[Records contained in a dataset]
• • • •

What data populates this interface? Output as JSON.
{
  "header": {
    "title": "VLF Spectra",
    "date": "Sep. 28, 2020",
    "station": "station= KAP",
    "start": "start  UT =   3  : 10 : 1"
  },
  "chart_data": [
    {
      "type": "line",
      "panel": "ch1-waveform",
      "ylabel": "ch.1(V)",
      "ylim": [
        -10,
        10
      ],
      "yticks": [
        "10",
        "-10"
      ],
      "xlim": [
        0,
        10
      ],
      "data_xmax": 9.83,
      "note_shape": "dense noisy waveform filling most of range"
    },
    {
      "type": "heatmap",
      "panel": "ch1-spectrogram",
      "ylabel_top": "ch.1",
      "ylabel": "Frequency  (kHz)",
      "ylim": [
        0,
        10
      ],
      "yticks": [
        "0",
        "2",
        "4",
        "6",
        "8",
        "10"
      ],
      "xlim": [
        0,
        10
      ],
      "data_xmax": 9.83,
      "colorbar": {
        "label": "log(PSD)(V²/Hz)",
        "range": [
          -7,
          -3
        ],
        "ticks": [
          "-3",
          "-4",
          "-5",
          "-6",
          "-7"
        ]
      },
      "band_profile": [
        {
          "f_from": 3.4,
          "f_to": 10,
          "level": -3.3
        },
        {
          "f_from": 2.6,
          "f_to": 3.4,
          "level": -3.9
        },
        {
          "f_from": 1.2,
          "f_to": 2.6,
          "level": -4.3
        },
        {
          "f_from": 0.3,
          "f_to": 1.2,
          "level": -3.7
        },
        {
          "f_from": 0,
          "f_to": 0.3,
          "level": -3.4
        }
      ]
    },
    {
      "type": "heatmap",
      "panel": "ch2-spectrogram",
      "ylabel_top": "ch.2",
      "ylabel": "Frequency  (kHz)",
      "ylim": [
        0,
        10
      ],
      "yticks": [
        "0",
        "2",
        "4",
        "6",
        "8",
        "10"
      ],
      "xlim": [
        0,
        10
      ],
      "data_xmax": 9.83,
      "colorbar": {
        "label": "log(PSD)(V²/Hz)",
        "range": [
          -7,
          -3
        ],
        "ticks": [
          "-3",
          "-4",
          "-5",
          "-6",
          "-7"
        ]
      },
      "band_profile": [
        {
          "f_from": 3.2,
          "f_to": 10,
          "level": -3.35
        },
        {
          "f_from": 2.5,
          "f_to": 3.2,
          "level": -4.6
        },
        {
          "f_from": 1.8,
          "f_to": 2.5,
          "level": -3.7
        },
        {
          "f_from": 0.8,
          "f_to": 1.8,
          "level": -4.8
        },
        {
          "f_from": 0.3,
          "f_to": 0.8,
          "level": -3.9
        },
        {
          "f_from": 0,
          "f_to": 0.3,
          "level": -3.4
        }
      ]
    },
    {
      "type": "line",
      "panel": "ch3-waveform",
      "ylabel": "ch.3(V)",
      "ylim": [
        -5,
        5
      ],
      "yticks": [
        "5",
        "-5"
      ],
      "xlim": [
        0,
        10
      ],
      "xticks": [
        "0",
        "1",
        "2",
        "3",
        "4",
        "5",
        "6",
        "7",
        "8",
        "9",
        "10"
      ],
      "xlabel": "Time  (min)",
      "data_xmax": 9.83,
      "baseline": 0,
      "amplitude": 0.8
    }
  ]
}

• • • •

Written instruction: Spot every line that holds "level" and copy it.

Solution for this task:
          "level": -3.3
          "level": -3.9
          "level": -4.3
          "level": -3.7
          "level": -3.4
          "level": -3.35
          "level": -4.6
          "level": -3.7
          "level": -4.8
          "level": -3.9
          "level": -3.4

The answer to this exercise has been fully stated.